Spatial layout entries
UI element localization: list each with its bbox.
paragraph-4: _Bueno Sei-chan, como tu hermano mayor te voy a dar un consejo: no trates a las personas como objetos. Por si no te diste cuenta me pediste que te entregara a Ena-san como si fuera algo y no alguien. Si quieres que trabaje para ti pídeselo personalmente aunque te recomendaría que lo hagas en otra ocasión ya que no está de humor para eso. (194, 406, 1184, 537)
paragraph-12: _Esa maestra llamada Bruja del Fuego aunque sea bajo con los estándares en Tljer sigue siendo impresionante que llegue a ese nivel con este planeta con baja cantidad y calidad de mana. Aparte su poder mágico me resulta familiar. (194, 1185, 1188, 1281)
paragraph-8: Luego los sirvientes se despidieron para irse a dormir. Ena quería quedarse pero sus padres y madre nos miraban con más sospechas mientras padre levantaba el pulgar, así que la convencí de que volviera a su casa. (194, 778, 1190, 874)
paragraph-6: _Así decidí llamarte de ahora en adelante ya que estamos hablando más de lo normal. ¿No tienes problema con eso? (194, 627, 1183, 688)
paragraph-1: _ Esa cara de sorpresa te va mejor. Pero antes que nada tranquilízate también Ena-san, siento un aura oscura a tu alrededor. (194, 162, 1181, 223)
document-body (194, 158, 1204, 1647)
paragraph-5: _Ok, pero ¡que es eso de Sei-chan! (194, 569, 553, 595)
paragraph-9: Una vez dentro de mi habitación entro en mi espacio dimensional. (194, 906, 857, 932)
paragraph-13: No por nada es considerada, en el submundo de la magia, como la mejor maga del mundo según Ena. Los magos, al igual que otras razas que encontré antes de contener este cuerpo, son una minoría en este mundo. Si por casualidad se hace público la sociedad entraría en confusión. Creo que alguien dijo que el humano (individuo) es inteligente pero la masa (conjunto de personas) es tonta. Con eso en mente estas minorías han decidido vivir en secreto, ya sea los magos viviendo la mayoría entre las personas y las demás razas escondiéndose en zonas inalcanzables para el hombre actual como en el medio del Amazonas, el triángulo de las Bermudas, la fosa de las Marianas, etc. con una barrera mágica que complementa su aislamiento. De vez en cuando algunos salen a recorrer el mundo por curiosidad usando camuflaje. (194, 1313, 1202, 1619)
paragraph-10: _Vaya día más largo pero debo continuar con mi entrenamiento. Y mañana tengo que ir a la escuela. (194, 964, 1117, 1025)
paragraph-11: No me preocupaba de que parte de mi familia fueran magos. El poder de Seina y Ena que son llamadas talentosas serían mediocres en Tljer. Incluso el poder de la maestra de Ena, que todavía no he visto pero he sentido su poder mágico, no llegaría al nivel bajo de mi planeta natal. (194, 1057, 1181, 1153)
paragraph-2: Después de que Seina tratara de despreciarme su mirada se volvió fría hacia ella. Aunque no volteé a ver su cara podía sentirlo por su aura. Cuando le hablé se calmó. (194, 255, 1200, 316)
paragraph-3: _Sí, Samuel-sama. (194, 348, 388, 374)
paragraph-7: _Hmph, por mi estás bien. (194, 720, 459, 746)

TASK TO COMPLETE
Print every line of the entries above verbatim, changing nothing.

REPLY TO THE EXERCISE
UI element localization: list each with its bbox.
paragraph-4: _Bueno Sei-chan, como tu hermano mayor te voy a dar un consejo: no trates a las personas como objetos. Por si no te diste cuenta me pediste que te entregara a Ena-san como si fuera algo y no alguien. Si quieres que trabaje para ti pídeselo personalmente aunque te recomendaría que lo hagas en otra ocasión ya que no está de humor para eso. (194, 406, 1184, 537)
paragraph-12: _Esa maestra llamada Bruja del Fuego aunque sea bajo con los estándares en Tljer sigue siendo impresionante que llegue a ese nivel con este planeta con baja cantidad y calidad de mana. Aparte su poder mágico me resulta familiar. (194, 1185, 1188, 1281)
paragraph-8: Luego los sirvientes se despidieron para irse a dormir. Ena quería quedarse pero sus padres y madre nos miraban con más sospechas mientras padre levantaba el pulgar, así que la convencí de que volviera a su casa. (194, 778, 1190, 874)
paragraph-6: _Así decidí llamarte de ahora en adelante ya que estamos hablando más de lo normal. ¿No tienes problema con eso? (194, 627, 1183, 688)
paragraph-1: _ Esa cara de sorpresa te va mejor. Pero antes que nada tranquilízate también Ena-san, siento un aura oscura a tu alrededor. (194, 162, 1181, 223)
document-body (194, 158, 1204, 1647)
paragraph-5: _Ok, pero ¡que es eso de Sei-chan! (194, 569, 553, 595)
paragraph-9: Una vez dentro de mi habitación entro en mi espacio dimensional. (194, 906, 857, 932)
paragraph-13: No por nada es considerada, en el submundo de la magia, como la mejor maga del mundo según Ena. Los magos, al igual que otras razas que encontré antes de contener este cuerpo, son una minoría en este mundo. Si por casualidad se hace público la sociedad entraría en confusión. Creo que alguien dijo que el humano (individuo) es inteligente pero la masa (conjunto de personas) es tonta. Con eso en mente estas minorías han decidido vivir en secreto, ya sea los magos viviendo la mayoría entre las personas y las demás razas escondiéndose en zonas inalcanzables para el hombre actual como en el medio del Amazonas, el triángulo de las Bermudas, la fosa de las Marianas, etc. con una barrera mágica que complementa su aislamiento. De vez en cuando algunos salen a recorrer el mundo por curiosidad usando camuflaje. (194, 1313, 1202, 1619)
paragraph-10: _Vaya día más largo pero debo continuar con mi entrenamiento. Y mañana tengo que ir a la escuela. (194, 964, 1117, 1025)
paragraph-11: No me preocupaba de que parte de mi familia fueran magos. El poder de Seina y Ena que son llamadas talentosas serían mediocres en Tljer. Incluso el poder de la maestra de Ena, que todavía no he visto pero he sentido su poder mágico, no llegaría al nivel bajo de mi planeta natal. (194, 1057, 1181, 1153)
paragraph-2: Después de que Seina tratara de despreciarme su mirada se volvió fría hacia ella. Aunque no volteé a ver su cara podía sentirlo por su aura. Cuando le hablé se calmó. (194, 255, 1200, 316)
paragraph-3: _Sí, Samuel-sama. (194, 348, 388, 374)
paragraph-7: _Hmph, por mi estás bien. (194, 720, 459, 746)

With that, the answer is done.